Copy out every one of the following entries word for word, from the first line to the last, but leave out the pictures.

[BEGIN Entries shown]

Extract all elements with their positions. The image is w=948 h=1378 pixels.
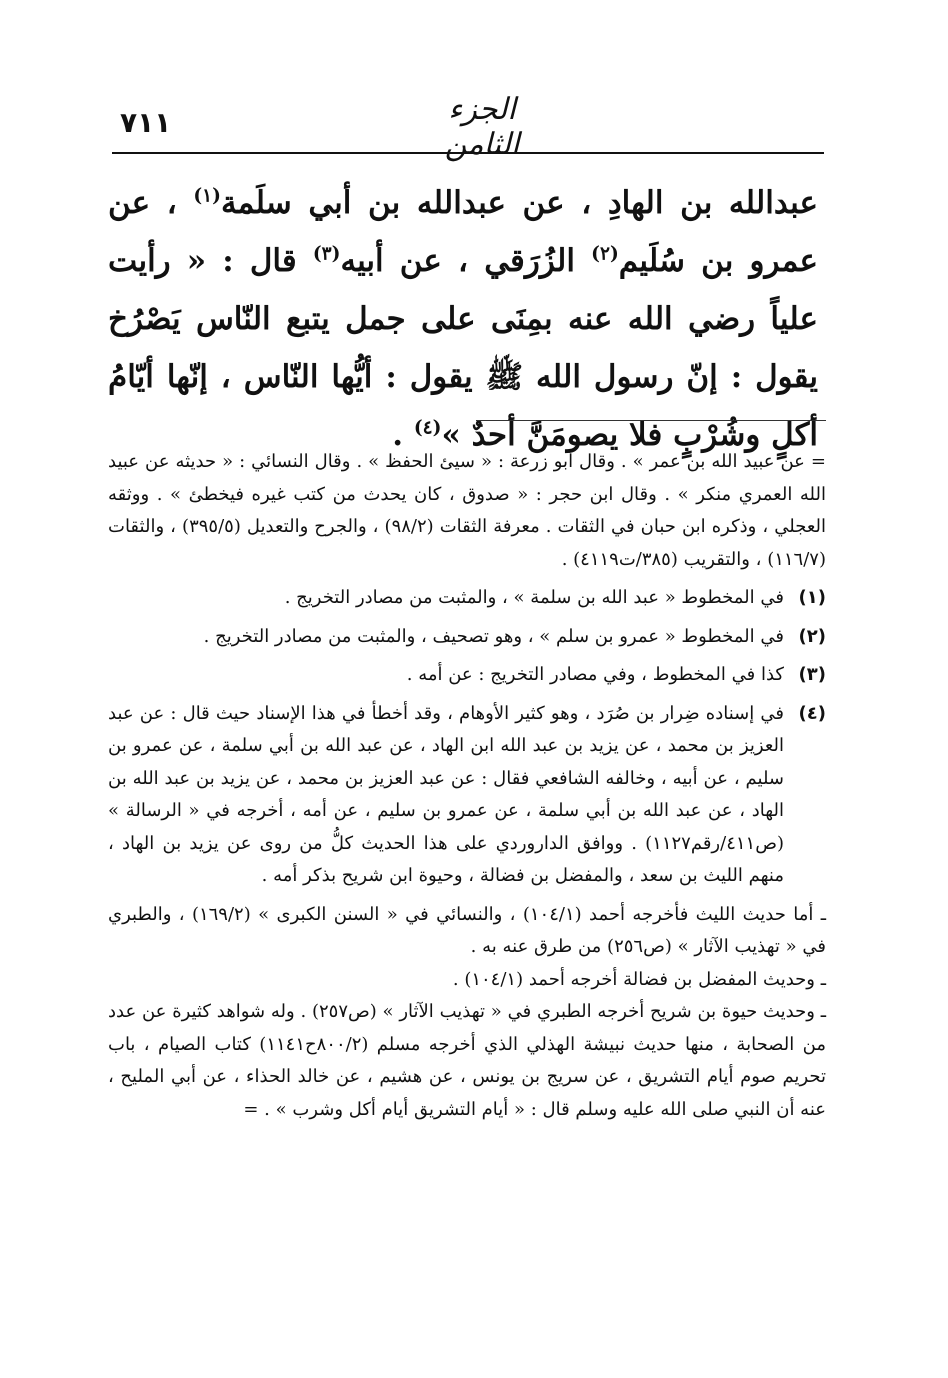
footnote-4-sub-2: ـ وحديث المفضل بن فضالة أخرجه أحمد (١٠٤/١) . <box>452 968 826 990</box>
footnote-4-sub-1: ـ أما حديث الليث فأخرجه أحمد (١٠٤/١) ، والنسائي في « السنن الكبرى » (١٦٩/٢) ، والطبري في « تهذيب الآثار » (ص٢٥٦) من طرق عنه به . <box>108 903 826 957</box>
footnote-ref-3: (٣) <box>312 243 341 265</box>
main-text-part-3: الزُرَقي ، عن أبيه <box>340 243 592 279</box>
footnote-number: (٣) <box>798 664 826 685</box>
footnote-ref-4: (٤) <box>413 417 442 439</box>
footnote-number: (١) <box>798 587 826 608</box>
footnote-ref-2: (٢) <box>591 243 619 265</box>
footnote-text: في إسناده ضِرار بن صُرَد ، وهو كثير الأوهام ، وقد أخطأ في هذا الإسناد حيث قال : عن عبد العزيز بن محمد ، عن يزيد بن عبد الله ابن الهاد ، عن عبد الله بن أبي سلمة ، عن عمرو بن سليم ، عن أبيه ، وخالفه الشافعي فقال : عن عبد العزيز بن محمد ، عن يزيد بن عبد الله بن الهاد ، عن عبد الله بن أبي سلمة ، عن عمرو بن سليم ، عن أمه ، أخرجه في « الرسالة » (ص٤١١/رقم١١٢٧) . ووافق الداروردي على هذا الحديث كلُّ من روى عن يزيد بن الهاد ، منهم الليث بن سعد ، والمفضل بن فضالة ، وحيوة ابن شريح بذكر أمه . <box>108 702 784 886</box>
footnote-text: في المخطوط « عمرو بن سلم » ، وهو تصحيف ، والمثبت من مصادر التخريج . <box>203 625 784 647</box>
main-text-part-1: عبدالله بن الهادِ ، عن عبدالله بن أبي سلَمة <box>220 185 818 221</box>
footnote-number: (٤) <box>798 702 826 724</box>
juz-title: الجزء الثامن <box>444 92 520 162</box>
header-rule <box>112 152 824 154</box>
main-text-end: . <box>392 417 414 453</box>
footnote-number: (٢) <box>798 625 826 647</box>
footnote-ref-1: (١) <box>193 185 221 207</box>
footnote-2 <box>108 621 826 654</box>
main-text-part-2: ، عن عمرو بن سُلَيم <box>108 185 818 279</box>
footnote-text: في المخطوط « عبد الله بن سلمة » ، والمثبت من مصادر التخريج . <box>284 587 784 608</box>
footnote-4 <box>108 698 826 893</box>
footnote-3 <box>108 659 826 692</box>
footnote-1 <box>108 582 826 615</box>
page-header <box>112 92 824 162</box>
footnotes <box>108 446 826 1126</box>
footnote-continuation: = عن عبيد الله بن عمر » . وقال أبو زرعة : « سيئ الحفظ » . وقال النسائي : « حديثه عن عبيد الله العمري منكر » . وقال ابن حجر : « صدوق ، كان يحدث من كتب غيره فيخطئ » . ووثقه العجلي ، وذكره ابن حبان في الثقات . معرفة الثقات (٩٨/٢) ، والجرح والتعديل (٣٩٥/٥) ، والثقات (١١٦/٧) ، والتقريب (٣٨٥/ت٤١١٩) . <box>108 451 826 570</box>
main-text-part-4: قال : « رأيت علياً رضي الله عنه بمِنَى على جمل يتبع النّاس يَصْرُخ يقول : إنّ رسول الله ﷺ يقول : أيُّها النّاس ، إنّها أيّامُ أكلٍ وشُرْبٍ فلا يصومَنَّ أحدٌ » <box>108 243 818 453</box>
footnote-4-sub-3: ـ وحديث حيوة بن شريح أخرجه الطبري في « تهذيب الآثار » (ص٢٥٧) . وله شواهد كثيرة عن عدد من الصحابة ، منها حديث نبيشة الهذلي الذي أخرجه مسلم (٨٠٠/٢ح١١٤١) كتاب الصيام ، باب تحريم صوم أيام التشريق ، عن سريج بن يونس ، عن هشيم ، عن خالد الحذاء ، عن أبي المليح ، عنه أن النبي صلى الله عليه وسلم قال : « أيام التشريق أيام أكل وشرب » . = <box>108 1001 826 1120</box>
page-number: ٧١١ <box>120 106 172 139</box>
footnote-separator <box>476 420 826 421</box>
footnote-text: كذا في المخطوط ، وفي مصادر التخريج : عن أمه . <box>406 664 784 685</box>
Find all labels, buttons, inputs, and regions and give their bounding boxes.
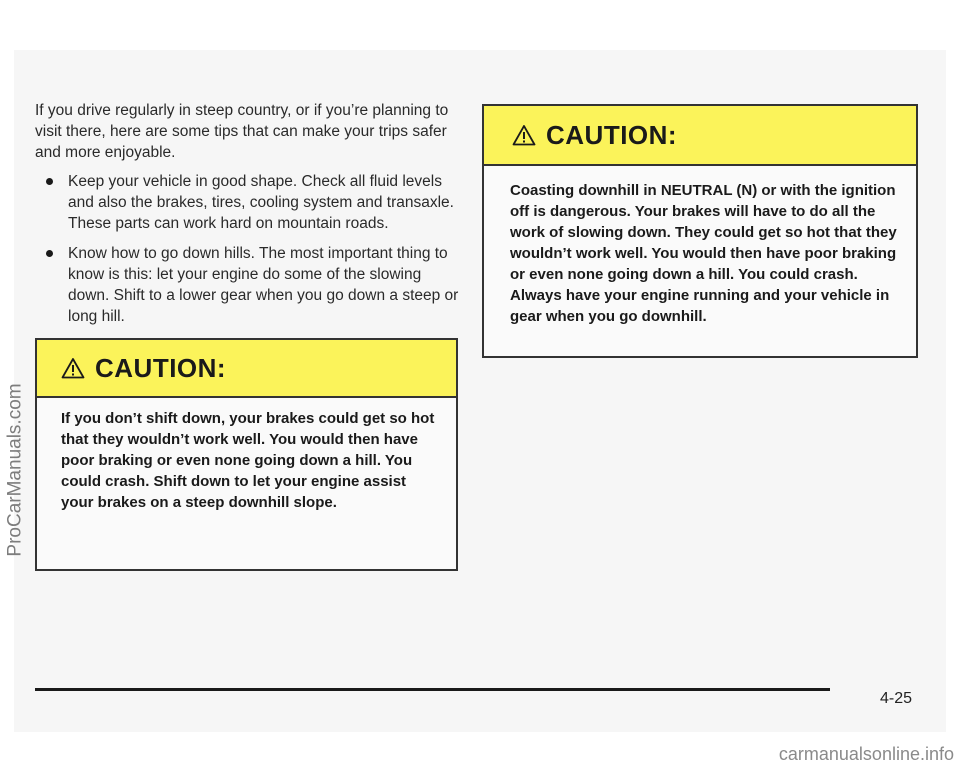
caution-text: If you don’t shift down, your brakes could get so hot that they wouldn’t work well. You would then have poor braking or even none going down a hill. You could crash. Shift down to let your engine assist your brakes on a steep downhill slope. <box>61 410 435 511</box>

[END Entries shown]

## Correct answer
Extract all elements with their positions. The image is w=948 h=1378 pixels.
footnote-4-sub-2: ـ وحديث المفضل بن فضالة أخرجه أحمد (١٠٤/١) . <box>452 968 826 990</box>
footnote-4-sub-1: ـ أما حديث الليث فأخرجه أحمد (١٠٤/١) ، والنسائي في « السنن الكبرى » (١٦٩/٢) ، والطبري في « تهذيب الآثار » (ص٢٥٦) من طرق عنه به . <box>108 903 826 957</box>
footnote-ref-3: (٣) <box>312 243 341 265</box>
main-text-part-3: الزُرَقي ، عن أبيه <box>340 243 592 279</box>
footnote-number: (٣) <box>798 664 826 685</box>
footnote-ref-4: (٤) <box>413 417 442 439</box>
footnote-number: (١) <box>798 587 826 608</box>
footnote-ref-2: (٢) <box>591 243 619 265</box>
footnote-text: في إسناده ضِرار بن صُرَد ، وهو كثير الأوهام ، وقد أخطأ في هذا الإسناد حيث قال : عن عبد العزيز بن محمد ، عن يزيد بن عبد الله ابن الهاد ، عن عبد الله بن أبي سلمة ، عن عمرو بن سليم ، عن أبيه ، وخالفه الشافعي فقال : عن عبد العزيز بن محمد ، عن يزيد بن عبد الله بن الهاد ، عن عبد الله بن أبي سلمة ، عن عمرو بن سليم ، عن أمه ، أخرجه في « الرسالة » (ص٤١١/رقم١١٢٧) . ووافق الداروردي على هذا الحديث كلُّ من روى عن يزيد بن الهاد ، منهم الليث بن سعد ، والمفضل بن فضالة ، وحيوة ابن شريح بذكر أمه . <box>108 702 784 886</box>
footnote-text: في المخطوط « عمرو بن سلم » ، وهو تصحيف ، والمثبت من مصادر التخريج . <box>203 625 784 647</box>
main-text-part-1: عبدالله بن الهادِ ، عن عبدالله بن أبي سلَمة <box>220 185 818 221</box>
footnote-number: (٤) <box>798 702 826 724</box>
juz-title: الجزء الثامن <box>444 92 520 162</box>
header-rule <box>112 152 824 154</box>
main-text-end: . <box>392 417 414 453</box>
footnote-number: (٢) <box>798 625 826 647</box>
footnote-ref-1: (١) <box>193 185 221 207</box>
footnote-2 <box>108 621 826 654</box>
main-text-part-2: ، عن عمرو بن سُلَيم <box>108 185 818 279</box>
footnote-text: في المخطوط « عبد الله بن سلمة » ، والمثبت من مصادر التخريج . <box>284 587 784 608</box>
footnote-4 <box>108 698 826 893</box>
footnote-3 <box>108 659 826 692</box>
footnote-1 <box>108 582 826 615</box>
page-header <box>112 92 824 162</box>
footnotes <box>108 446 826 1126</box>
footnote-continuation: = عن عبيد الله بن عمر » . وقال أبو زرعة : « سيئ الحفظ » . وقال النسائي : « حديثه عن عبيد الله العمري منكر » . وقال ابن حجر : « صدوق ، كان يحدث من كتب غيره فيخطئ » . ووثقه العجلي ، وذكره ابن حبان في الثقات . معرفة الثقات (٩٨/٢) ، والجرح والتعديل (٣٩٥/٥) ، والثقات (١١٦/٧) ، والتقريب (٣٨٥/ت٤١١٩) . <box>108 451 826 570</box>
main-text-part-4: قال : « رأيت علياً رضي الله عنه بمِنَى على جمل يتبع النّاس يَصْرُخ يقول : إنّ رسول الله ﷺ يقول : أيُّها النّاس ، إنّها أيّامُ أكلٍ وشُرْبٍ فلا يصومَنَّ أحدٌ » <box>108 243 818 453</box>
footnote-4-sub-3: ـ وحديث حيوة بن شريح أخرجه الطبري في « تهذيب الآثار » (ص٢٥٧) . وله شواهد كثيرة عن عدد من الصحابة ، منها حديث نبيشة الهذلي الذي أخرجه مسلم (٨٠٠/٢ح١١٤١) كتاب الصيام ، باب تحريم صوم أيام التشريق ، عن سريج بن يونس ، عن هشيم ، عن خالد الحذاء ، عن أبي المليح ، عنه أن النبي صلى الله عليه وسلم قال : « أيام التشريق أيام أكل وشرب » . = <box>108 1001 826 1120</box>
page-number: ٧١١ <box>120 106 172 139</box>
footnote-separator <box>476 420 826 421</box>
footnote-text: كذا في المخطوط ، وفي مصادر التخريج : عن أمه . <box>406 664 784 685</box>
Find all labels, buttons, inputs, and regions and give their bounding boxes.
caution-text: If you don’t shift down, your brakes could get so hot that they wouldn’t work well. You would then have poor braking or even none going down a hill. You could crash. Shift down to let your engine assist your brakes on a steep downhill slope. <box>61 410 435 511</box>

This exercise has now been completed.